> **INSTRUCTIONS FOR THE TASK**
Return each line of the items below word for word, and leave the pictures out of your answer.

> **EXERCISE DATA**
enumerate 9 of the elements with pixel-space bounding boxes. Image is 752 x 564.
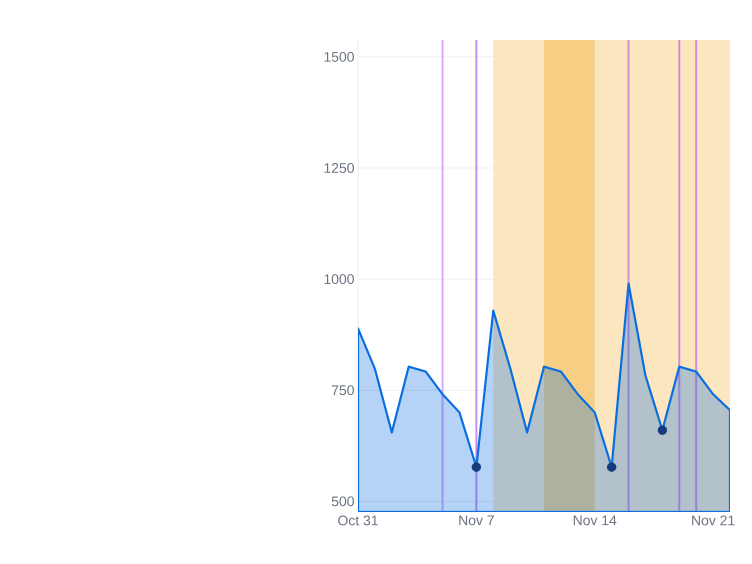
- x-tick-label: Oct 31: [338, 516, 378, 526]
- x-tick-label: Nov 21: [692, 516, 734, 526]
- y-tick-label: 500: [332, 496, 354, 506]
- y-tick-label: 1250: [324, 163, 354, 173]
- x-tick-label: Nov 7: [459, 516, 494, 526]
- y-tick-label: 750: [332, 385, 354, 396]
- x-tick-label: Nov 14: [574, 516, 616, 526]
- y-tick-label: 1000: [324, 274, 354, 284]
- y-tick-label: 1500: [324, 52, 354, 62]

> **SOLUTION FOR THIS PROBLEM**
enumerate 9 of the elements with pixel-space bounding boxes. Image is 752 x 564.
- x-tick-label: Oct 31: [338, 516, 378, 526]
- x-tick-label: Nov 21: [692, 516, 734, 526]
- y-tick-label: 500: [332, 496, 354, 506]
- y-tick-label: 1250: [324, 163, 354, 173]
- x-tick-label: Nov 7: [459, 516, 494, 526]
- y-tick-label: 750: [332, 385, 354, 396]
- x-tick-label: Nov 14: [574, 516, 616, 526]
- y-tick-label: 1000: [324, 274, 354, 284]
- y-tick-label: 1500: [324, 52, 354, 62]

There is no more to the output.